(Stored data)
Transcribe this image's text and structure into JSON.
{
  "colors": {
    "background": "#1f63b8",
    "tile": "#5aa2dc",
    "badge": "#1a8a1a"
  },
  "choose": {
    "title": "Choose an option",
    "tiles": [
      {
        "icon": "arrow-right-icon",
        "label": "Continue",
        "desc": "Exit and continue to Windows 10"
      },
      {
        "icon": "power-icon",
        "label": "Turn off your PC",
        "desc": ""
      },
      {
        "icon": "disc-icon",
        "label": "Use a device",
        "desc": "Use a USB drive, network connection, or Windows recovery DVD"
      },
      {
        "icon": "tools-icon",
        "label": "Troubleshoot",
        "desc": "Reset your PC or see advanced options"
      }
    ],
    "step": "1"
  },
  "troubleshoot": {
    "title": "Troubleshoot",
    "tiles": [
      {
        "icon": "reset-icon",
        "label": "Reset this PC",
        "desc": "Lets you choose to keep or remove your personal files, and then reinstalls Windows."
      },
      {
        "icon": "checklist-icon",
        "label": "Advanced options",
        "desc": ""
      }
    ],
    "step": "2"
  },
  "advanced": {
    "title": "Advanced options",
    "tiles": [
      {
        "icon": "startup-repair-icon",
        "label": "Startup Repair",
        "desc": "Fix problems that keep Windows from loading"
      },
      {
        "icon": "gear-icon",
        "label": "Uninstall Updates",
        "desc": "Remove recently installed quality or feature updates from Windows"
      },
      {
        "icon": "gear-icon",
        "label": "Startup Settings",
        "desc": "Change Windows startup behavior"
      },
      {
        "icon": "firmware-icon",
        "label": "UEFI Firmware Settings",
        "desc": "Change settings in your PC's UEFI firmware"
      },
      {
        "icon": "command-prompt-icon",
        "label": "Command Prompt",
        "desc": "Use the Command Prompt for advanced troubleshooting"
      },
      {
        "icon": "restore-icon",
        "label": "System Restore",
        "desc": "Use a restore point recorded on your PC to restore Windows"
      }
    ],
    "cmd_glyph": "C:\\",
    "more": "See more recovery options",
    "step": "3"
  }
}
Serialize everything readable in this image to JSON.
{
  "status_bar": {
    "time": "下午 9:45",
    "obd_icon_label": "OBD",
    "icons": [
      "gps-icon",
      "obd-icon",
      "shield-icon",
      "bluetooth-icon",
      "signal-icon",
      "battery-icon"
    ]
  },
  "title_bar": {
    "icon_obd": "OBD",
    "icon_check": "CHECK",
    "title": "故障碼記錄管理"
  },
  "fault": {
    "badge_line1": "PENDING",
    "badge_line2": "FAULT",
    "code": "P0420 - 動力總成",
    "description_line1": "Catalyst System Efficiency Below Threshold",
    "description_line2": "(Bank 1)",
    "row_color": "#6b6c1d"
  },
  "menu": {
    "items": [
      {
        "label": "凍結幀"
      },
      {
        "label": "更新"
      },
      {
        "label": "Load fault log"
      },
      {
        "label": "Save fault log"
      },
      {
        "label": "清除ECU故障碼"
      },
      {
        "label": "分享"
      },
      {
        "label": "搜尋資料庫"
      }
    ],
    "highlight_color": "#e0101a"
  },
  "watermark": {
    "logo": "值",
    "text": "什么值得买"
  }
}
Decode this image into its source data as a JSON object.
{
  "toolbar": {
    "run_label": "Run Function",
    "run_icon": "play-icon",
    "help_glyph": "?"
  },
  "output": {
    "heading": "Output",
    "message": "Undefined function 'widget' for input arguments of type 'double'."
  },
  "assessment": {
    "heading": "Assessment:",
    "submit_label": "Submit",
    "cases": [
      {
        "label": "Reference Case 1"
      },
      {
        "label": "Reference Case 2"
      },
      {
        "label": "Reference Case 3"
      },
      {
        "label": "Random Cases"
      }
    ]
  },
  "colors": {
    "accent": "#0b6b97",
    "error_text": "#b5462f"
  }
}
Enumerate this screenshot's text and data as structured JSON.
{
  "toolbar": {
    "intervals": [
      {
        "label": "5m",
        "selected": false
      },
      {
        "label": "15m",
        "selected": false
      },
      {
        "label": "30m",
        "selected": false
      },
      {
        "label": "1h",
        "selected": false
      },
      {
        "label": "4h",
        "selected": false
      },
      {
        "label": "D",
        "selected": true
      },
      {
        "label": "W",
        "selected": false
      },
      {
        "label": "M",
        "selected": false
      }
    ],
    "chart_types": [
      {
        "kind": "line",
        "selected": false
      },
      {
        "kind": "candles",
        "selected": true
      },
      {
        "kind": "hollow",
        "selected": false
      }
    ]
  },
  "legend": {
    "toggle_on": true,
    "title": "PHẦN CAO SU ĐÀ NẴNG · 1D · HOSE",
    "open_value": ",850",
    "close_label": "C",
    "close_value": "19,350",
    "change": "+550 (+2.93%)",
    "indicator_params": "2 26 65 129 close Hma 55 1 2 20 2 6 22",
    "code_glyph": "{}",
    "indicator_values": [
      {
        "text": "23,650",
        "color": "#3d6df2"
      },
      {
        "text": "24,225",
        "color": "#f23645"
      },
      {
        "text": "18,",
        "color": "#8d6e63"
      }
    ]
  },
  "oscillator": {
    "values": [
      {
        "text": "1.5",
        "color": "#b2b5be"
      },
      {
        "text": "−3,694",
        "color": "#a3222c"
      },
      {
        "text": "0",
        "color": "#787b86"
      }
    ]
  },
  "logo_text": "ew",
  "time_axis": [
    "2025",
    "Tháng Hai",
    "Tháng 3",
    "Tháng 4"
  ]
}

— WHAT YOU ARE ASKED TO DO —
Repeat all entries. Match them exactly.

— SOLUTION TO THIS PROBLEM —
Transcribe this image's text and structure into JSON.
{
  "colors": {
    "background": "#1f63b8",
    "tile": "#5aa2dc",
    "badge": "#1a8a1a"
  },
  "choose": {
    "title": "Choose an option",
    "tiles": [
      {
        "icon": "arrow-right-icon",
        "label": "Continue",
        "desc": "Exit and continue to Windows 10"
      },
      {
        "icon": "power-icon",
        "label": "Turn off your PC",
        "desc": ""
      },
      {
        "icon": "disc-icon",
        "label": "Use a device",
        "desc": "Use a USB drive, network connection, or Windows recovery DVD"
      },
      {
        "icon": "tools-icon",
        "label": "Troubleshoot",
        "desc": "Reset your PC or see advanced options"
      }
    ],
    "step": "1"
  },
  "troubleshoot": {
    "title": "Troubleshoot",
    "tiles": [
      {
        "icon": "reset-icon",
        "label": "Reset this PC",
        "desc": "Lets you choose to keep or remove your personal files, and then reinstalls Windows."
      },
      {
        "icon": "checklist-icon",
        "label": "Advanced options",
        "desc": ""
      }
    ],
    "step": "2"
  },
  "advanced": {
    "title": "Advanced options",
    "tiles": [
      {
        "icon": "startup-repair-icon",
        "label": "Startup Repair",
        "desc": "Fix problems that keep Windows from loading"
      },
      {
        "icon": "gear-icon",
        "label": "Uninstall Updates",
        "desc": "Remove recently installed quality or feature updates from Windows"
      },
      {
        "icon": "gear-icon",
        "label": "Startup Settings",
        "desc": "Change Windows startup behavior"
      },
      {
        "icon": "firmware-icon",
        "label": "UEFI Firmware Settings",
        "desc": "Change settings in your PC's UEFI firmware"
      },
      {
        "icon": "command-prompt-icon",
        "label": "Command Prompt",
        "desc": "Use the Command Prompt for advanced troubleshooting"
      },
      {
        "icon": "restore-icon",
        "label": "System Restore",
        "desc": "Use a restore point recorded on your PC to restore Windows"
      }
    ],
    "cmd_glyph": "C:\\",
    "more": "See more recovery options",
    "step": "3"
  }
}
Serialize everything readable in this image to JSON.
{
  "status_bar": {
    "time": "下午 9:45",
    "obd_icon_label": "OBD",
    "icons": [
      "gps-icon",
      "obd-icon",
      "shield-icon",
      "bluetooth-icon",
      "signal-icon",
      "battery-icon"
    ]
  },
  "title_bar": {
    "icon_obd": "OBD",
    "icon_check": "CHECK",
    "title": "故障碼記錄管理"
  },
  "fault": {
    "badge_line1": "PENDING",
    "badge_line2": "FAULT",
    "code": "P0420 - 動力總成",
    "description_line1": "Catalyst System Efficiency Below Threshold",
    "description_line2": "(Bank 1)",
    "row_color": "#6b6c1d"
  },
  "menu": {
    "items": [
      {
        "label": "凍結幀"
      },
      {
        "label": "更新"
      },
      {
        "label": "Load fault log"
      },
      {
        "label": "Save fault log"
      },
      {
        "label": "清除ECU故障碼"
      },
      {
        "label": "分享"
      },
      {
        "label": "搜尋資料庫"
      }
    ],
    "highlight_color": "#e0101a"
  },
  "watermark": {
    "logo": "值",
    "text": "什么值得买"
  }
}
Decode this image into its source data as a JSON object.
{
  "toolbar": {
    "run_label": "Run Function",
    "run_icon": "play-icon",
    "help_glyph": "?"
  },
  "output": {
    "heading": "Output",
    "message": "Undefined function 'widget' for input arguments of type 'double'."
  },
  "assessment": {
    "heading": "Assessment:",
    "submit_label": "Submit",
    "cases": [
      {
        "label": "Reference Case 1"
      },
      {
        "label": "Reference Case 2"
      },
      {
        "label": "Reference Case 3"
      },
      {
        "label": "Random Cases"
      }
    ]
  },
  "colors": {
    "accent": "#0b6b97",
    "error_text": "#b5462f"
  }
}
Enumerate this screenshot's text and data as structured JSON.
{
  "toolbar": {
    "intervals": [
      {
        "label": "5m",
        "selected": false
      },
      {
        "label": "15m",
        "selected": false
      },
      {
        "label": "30m",
        "selected": false
      },
      {
        "label": "1h",
        "selected": false
      },
      {
        "label": "4h",
        "selected": false
      },
      {
        "label": "D",
        "selected": true
      },
      {
        "label": "W",
        "selected": false
      },
      {
        "label": "M",
        "selected": false
      }
    ],
    "chart_types": [
      {
        "kind": "line",
        "selected": false
      },
      {
        "kind": "candles",
        "selected": true
      },
      {
        "kind": "hollow",
        "selected": false
      }
    ]
  },
  "legend": {
    "toggle_on": true,
    "title": "PHẦN CAO SU ĐÀ NẴNG · 1D · HOSE",
    "open_value": ",850",
    "close_label": "C",
    "close_value": "19,350",
    "change": "+550 (+2.93%)",
    "indicator_params": "2 26 65 129 close Hma 55 1 2 20 2 6 22",
    "code_glyph": "{}",
    "indicator_values": [
      {
        "text": "23,650",
        "color": "#3d6df2"
      },
      {
        "text": "24,225",
        "color": "#f23645"
      },
      {
        "text": "18,",
        "color": "#8d6e63"
      }
    ]
  },
  "oscillator": {
    "values": [
      {
        "text": "1.5",
        "color": "#b2b5be"
      },
      {
        "text": "−3,694",
        "color": "#a3222c"
      },
      {
        "text": "0",
        "color": "#787b86"
      }
    ]
  },
  "logo_text": "ew",
  "time_axis": [
    "2025",
    "Tháng Hai",
    "Tháng 3",
    "Tháng 4"
  ]
}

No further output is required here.